RUMUSAN SOAL 1 ▸ Ulangi tanpa perubahan bagian catatan yang dimulai dari baris pertama catatan dan berakhir pada baris yang memuat "y-tick-label: 112 [17, 76, 31, 86]", dengan kedua ujungnya ikut disertakan.

Minggu, 30 Mei 2021

 

Subyek dan Obyek Kalimat Tertukar, Makna Berubah

Nur Adji ; Penyelaras Bahasa Kompas

KOMPAS, 29 Mei 2021

 

 

                                                           

Dua pekan lalu saya mendapat kiriman foto dari guru saya. Saking cintanya kepada bahasa Indonesia, beliau kerap mengirimkan foto-foto kesalahan bahasa yang muncul di media massa.

 

Tidak hanya kesalahan di media massa arus utama, kesalahan di media kuning (dulu disebut koran kuning) pun beliau kirimkan. Kadang kesalahan bahasa yang dikirimkannya mengundang tawa, tetapi yang lebih sering mengundang senyum.

 

Salah satu kiriman fotonya yang mengundang tawa, ya, yang dikirim Pak Guru dua pekan lalu itu. Beliau memfotonya dari berita yang dibuat salah satu media televisi. Begini bunyinya: ”Sejak dinikahi Atta Halilintar, Anang Hermansyah belum ketemu Aurel”.

 

Pada foto kirimannya itu, guru saya tidak mencantumkan komentar apa pun. Barangkali beliau ingin saya menebak sendiri kesalahan yang terjadi pada kalimat itu.

 

Informasi dari kalimat tersebut menunjukkan bahwa yang dinikahi Atta Halilintar adalah Anang Hermansyah. Lazim kita ketahui bahwa dalam konstruksi kalimat demikian, subyek pada induk kalimat (Anang Hermansyah) merupakan satuan yang lebih dekat dengan posisi anak kalimat (sejak dinikahi Atta Halilintar).

RUMUSAN SOAL 2 ▸ Ringkas paragraf artikel yang diawali "Tidak hanya kesalahan di media massa arus utama" menjadi satu atau dua kalimat dengan tetap mempertahankan fakta utamanya.

CATATAN TERSIMPAN ▸
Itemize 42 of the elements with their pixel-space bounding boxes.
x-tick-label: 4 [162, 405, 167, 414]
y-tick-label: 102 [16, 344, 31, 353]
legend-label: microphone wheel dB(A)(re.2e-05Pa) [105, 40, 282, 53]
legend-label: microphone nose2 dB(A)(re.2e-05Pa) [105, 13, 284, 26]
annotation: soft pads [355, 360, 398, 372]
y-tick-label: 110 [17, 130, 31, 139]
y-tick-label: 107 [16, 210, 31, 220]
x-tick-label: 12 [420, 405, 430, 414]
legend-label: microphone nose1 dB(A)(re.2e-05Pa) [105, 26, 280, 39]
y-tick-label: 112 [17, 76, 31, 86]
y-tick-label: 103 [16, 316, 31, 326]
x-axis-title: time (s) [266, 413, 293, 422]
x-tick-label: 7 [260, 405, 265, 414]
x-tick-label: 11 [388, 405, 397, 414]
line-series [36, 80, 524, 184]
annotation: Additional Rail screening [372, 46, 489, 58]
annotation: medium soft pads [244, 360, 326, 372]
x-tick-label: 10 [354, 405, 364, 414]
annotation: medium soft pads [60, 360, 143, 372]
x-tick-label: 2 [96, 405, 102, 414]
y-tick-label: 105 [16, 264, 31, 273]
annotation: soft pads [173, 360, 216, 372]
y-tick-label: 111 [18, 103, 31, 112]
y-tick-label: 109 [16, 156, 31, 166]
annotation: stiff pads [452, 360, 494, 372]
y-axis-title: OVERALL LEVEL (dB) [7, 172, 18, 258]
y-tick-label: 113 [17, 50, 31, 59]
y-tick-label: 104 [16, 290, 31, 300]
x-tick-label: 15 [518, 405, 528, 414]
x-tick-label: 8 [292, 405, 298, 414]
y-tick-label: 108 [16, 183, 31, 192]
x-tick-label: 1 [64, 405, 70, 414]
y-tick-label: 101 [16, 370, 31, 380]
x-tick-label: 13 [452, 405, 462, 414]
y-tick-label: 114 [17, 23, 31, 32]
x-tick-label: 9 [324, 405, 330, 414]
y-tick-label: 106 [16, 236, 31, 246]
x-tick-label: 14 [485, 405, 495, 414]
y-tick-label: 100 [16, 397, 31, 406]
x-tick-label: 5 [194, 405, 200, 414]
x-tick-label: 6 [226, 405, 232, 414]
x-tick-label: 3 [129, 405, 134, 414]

JAWABAN TUGAS 1 ▸
Itemize 42 of the elements with their pixel-space bounding boxes.
x-tick-label: 4 [162, 405, 167, 414]
y-tick-label: 102 [16, 344, 31, 353]
legend-label: microphone wheel dB(A)(re.2e-05Pa) [105, 40, 282, 53]
legend-label: microphone nose2 dB(A)(re.2e-05Pa) [105, 13, 284, 26]
annotation: soft pads [355, 360, 398, 372]
y-tick-label: 110 [17, 130, 31, 139]
y-tick-label: 107 [16, 210, 31, 220]
x-tick-label: 12 [420, 405, 430, 414]
legend-label: microphone nose1 dB(A)(re.2e-05Pa) [105, 26, 280, 39]
y-tick-label: 112 [17, 76, 31, 86]

JAWABAN TUGAS 2 ▸ Guru itu mengirimkan kesalahan bahasa dari media arus utama dan juga dari media kuning. Sebagian kiriman itu mengundang tawa, tetapi lebih sering mengundang senyum.